**TASK PROMPT**
Copy the entries below verbatim, keeping every line as it appears.

--- START ---

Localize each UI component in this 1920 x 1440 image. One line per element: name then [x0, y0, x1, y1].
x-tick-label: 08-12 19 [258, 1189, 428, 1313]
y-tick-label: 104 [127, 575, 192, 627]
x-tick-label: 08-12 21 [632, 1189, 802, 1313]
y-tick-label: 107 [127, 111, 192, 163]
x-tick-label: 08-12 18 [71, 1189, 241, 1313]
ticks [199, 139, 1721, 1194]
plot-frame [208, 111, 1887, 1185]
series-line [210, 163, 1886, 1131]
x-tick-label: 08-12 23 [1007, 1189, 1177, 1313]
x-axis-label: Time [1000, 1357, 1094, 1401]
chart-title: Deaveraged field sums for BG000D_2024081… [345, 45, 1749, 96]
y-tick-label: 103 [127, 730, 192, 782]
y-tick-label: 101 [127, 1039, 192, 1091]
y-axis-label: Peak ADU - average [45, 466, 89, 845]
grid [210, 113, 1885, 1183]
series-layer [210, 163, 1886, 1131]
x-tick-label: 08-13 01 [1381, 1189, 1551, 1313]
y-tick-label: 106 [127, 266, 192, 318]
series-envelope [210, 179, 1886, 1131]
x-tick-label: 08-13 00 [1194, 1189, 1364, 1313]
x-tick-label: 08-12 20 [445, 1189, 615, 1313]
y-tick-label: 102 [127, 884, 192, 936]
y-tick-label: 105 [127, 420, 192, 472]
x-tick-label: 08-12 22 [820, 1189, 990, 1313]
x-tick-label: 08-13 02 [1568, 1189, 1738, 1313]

--- END ---

**WRITTEN REPLY**
Localize each UI component in this 1920 x 1440 image. One line per element: name then [x0, y0, x1, y1].
x-tick-label: 08-12 19 [258, 1189, 428, 1313]
y-tick-label: 104 [127, 575, 192, 627]
x-tick-label: 08-12 21 [632, 1189, 802, 1313]
y-tick-label: 107 [127, 111, 192, 163]
x-tick-label: 08-12 18 [71, 1189, 241, 1313]
ticks [199, 139, 1721, 1194]
plot-frame [208, 111, 1887, 1185]
series-line [210, 163, 1886, 1131]
x-tick-label: 08-12 23 [1007, 1189, 1177, 1313]
x-axis-label: Time [1000, 1357, 1094, 1401]
chart-title: Deaveraged field sums for BG000D_2024081… [345, 45, 1749, 96]
y-tick-label: 103 [127, 730, 192, 782]
y-tick-label: 101 [127, 1039, 192, 1091]
y-axis-label: Peak ADU - average [45, 466, 89, 845]
grid [210, 113, 1885, 1183]
series-layer [210, 163, 1886, 1131]
x-tick-label: 08-13 01 [1381, 1189, 1551, 1313]
y-tick-label: 106 [127, 266, 192, 318]
series-envelope [210, 179, 1886, 1131]
x-tick-label: 08-13 00 [1194, 1189, 1364, 1313]
x-tick-label: 08-12 20 [445, 1189, 615, 1313]
y-tick-label: 102 [127, 884, 192, 936]
y-tick-label: 105 [127, 420, 192, 472]
x-tick-label: 08-12 22 [820, 1189, 990, 1313]
x-tick-label: 08-13 02 [1568, 1189, 1738, 1313]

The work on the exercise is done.